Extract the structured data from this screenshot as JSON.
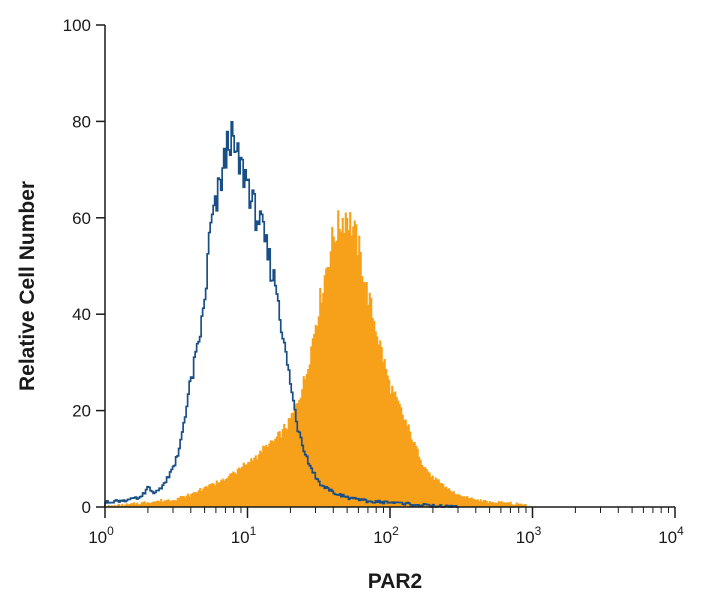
{
  "chart_data": {
    "type": "histogram",
    "xlabel": "PAR2",
    "ylabel": "Relative Cell Number",
    "title": "",
    "x_scale": "log",
    "xlim": [
      1,
      10000
    ],
    "ylim": [
      0,
      100
    ],
    "x_ticks": [
      {
        "base": "10",
        "exp": "0",
        "value": 1
      },
      {
        "base": "10",
        "exp": "1",
        "value": 10
      },
      {
        "base": "10",
        "exp": "2",
        "value": 100
      },
      {
        "base": "10",
        "exp": "3",
        "value": 1000
      },
      {
        "base": "10",
        "exp": "4",
        "value": 10000
      }
    ],
    "y_ticks": [
      "0",
      "20",
      "40",
      "60",
      "80",
      "100"
    ],
    "grid": false,
    "legend": "none",
    "series": [
      {
        "style": "filled",
        "color": "#f7a11a",
        "points": [
          [
            1,
            0
          ],
          [
            1.5,
            0.5
          ],
          [
            2,
            1
          ],
          [
            3,
            1.5
          ],
          [
            4,
            2.5
          ],
          [
            5,
            4
          ],
          [
            6,
            5
          ],
          [
            7,
            6
          ],
          [
            8,
            7
          ],
          [
            10,
            9
          ],
          [
            12,
            11
          ],
          [
            14,
            13
          ],
          [
            16,
            14
          ],
          [
            18,
            16
          ],
          [
            20,
            18
          ],
          [
            22,
            21
          ],
          [
            25,
            26
          ],
          [
            28,
            33
          ],
          [
            30,
            38
          ],
          [
            33,
            44
          ],
          [
            36,
            50
          ],
          [
            40,
            56
          ],
          [
            45,
            59
          ],
          [
            50,
            61
          ],
          [
            55,
            58
          ],
          [
            60,
            54
          ],
          [
            70,
            44
          ],
          [
            80,
            37
          ],
          [
            90,
            31
          ],
          [
            100,
            25
          ],
          [
            120,
            20
          ],
          [
            140,
            15
          ],
          [
            170,
            9
          ],
          [
            200,
            6
          ],
          [
            250,
            4
          ],
          [
            300,
            2.5
          ],
          [
            400,
            1.5
          ],
          [
            500,
            1
          ],
          [
            700,
            0.8
          ],
          [
            900,
            0.4
          ],
          [
            1000,
            0
          ]
        ]
      },
      {
        "style": "outline",
        "color": "#1a4f86",
        "points": [
          [
            1,
            1
          ],
          [
            1.5,
            1.5
          ],
          [
            1.8,
            2
          ],
          [
            2,
            4
          ],
          [
            2.2,
            3
          ],
          [
            2.5,
            4
          ],
          [
            3,
            8
          ],
          [
            3.3,
            11
          ],
          [
            3.6,
            18
          ],
          [
            4,
            26
          ],
          [
            4.5,
            33
          ],
          [
            5,
            42
          ],
          [
            5.5,
            58
          ],
          [
            6,
            62
          ],
          [
            6.5,
            68
          ],
          [
            7,
            72
          ],
          [
            7.5,
            78
          ],
          [
            8,
            74
          ],
          [
            9,
            70
          ],
          [
            10,
            68
          ],
          [
            11,
            62
          ],
          [
            12,
            60
          ],
          [
            13,
            56
          ],
          [
            14,
            52
          ],
          [
            15,
            48
          ],
          [
            16,
            46
          ],
          [
            17,
            40
          ],
          [
            18,
            34
          ],
          [
            20,
            26
          ],
          [
            22,
            18
          ],
          [
            25,
            12
          ],
          [
            28,
            8
          ],
          [
            32,
            5
          ],
          [
            40,
            3
          ],
          [
            50,
            2
          ],
          [
            60,
            1.5
          ],
          [
            80,
            1
          ],
          [
            100,
            1
          ],
          [
            150,
            0.5
          ],
          [
            200,
            0.2
          ],
          [
            300,
            0
          ]
        ]
      }
    ]
  }
}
******************************
Return the listing above in full and without alteration, excluding its pictures.

Extract the structured data from this screenshot as JSON.
{
  "chart_data": {
    "type": "histogram",
    "xlabel": "PAR2",
    "ylabel": "Relative Cell Number",
    "title": "",
    "x_scale": "log",
    "xlim": [
      1,
      10000
    ],
    "ylim": [
      0,
      100
    ],
    "x_ticks": [
      {
        "base": "10",
        "exp": "0",
        "value": 1
      },
      {
        "base": "10",
        "exp": "1",
        "value": 10
      },
      {
        "base": "10",
        "exp": "2",
        "value": 100
      },
      {
        "base": "10",
        "exp": "3",
        "value": 1000
      },
      {
        "base": "10",
        "exp": "4",
        "value": 10000
      }
    ],
    "y_ticks": [
      "0",
      "20",
      "40",
      "60",
      "80",
      "100"
    ],
    "grid": false,
    "legend": "none",
    "series": [
      {
        "style": "filled",
        "color": "#f7a11a",
        "points": [
          [
            1,
            0
          ],
          [
            1.5,
            0.5
          ],
          [
            2,
            1
          ],
          [
            3,
            1.5
          ],
          [
            4,
            2.5
          ],
          [
            5,
            4
          ],
          [
            6,
            5
          ],
          [
            7,
            6
          ],
          [
            8,
            7
          ],
          [
            10,
            9
          ],
          [
            12,
            11
          ],
          [
            14,
            13
          ],
          [
            16,
            14
          ],
          [
            18,
            16
          ],
          [
            20,
            18
          ],
          [
            22,
            21
          ],
          [
            25,
            26
          ],
          [
            28,
            33
          ],
          [
            30,
            38
          ],
          [
            33,
            44
          ],
          [
            36,
            50
          ],
          [
            40,
            56
          ],
          [
            45,
            59
          ],
          [
            50,
            61
          ],
          [
            55,
            58
          ],
          [
            60,
            54
          ],
          [
            70,
            44
          ],
          [
            80,
            37
          ],
          [
            90,
            31
          ],
          [
            100,
            25
          ],
          [
            120,
            20
          ],
          [
            140,
            15
          ],
          [
            170,
            9
          ],
          [
            200,
            6
          ],
          [
            250,
            4
          ],
          [
            300,
            2.5
          ],
          [
            400,
            1.5
          ],
          [
            500,
            1
          ],
          [
            700,
            0.8
          ],
          [
            900,
            0.4
          ],
          [
            1000,
            0
          ]
        ]
      },
      {
        "style": "outline",
        "color": "#1a4f86",
        "points": [
          [
            1,
            1
          ],
          [
            1.5,
            1.5
          ],
          [
            1.8,
            2
          ],
          [
            2,
            4
          ],
          [
            2.2,
            3
          ],
          [
            2.5,
            4
          ],
          [
            3,
            8
          ],
          [
            3.3,
            11
          ],
          [
            3.6,
            18
          ],
          [
            4,
            26
          ],
          [
            4.5,
            33
          ],
          [
            5,
            42
          ],
          [
            5.5,
            58
          ],
          [
            6,
            62
          ],
          [
            6.5,
            68
          ],
          [
            7,
            72
          ],
          [
            7.5,
            78
          ],
          [
            8,
            74
          ],
          [
            9,
            70
          ],
          [
            10,
            68
          ],
          [
            11,
            62
          ],
          [
            12,
            60
          ],
          [
            13,
            56
          ],
          [
            14,
            52
          ],
          [
            15,
            48
          ],
          [
            16,
            46
          ],
          [
            17,
            40
          ],
          [
            18,
            34
          ],
          [
            20,
            26
          ],
          [
            22,
            18
          ],
          [
            25,
            12
          ],
          [
            28,
            8
          ],
          [
            32,
            5
          ],
          [
            40,
            3
          ],
          [
            50,
            2
          ],
          [
            60,
            1.5
          ],
          [
            80,
            1
          ],
          [
            100,
            1
          ],
          [
            150,
            0.5
          ],
          [
            200,
            0.2
          ],
          [
            300,
            0
          ]
        ]
      }
    ]
  }
}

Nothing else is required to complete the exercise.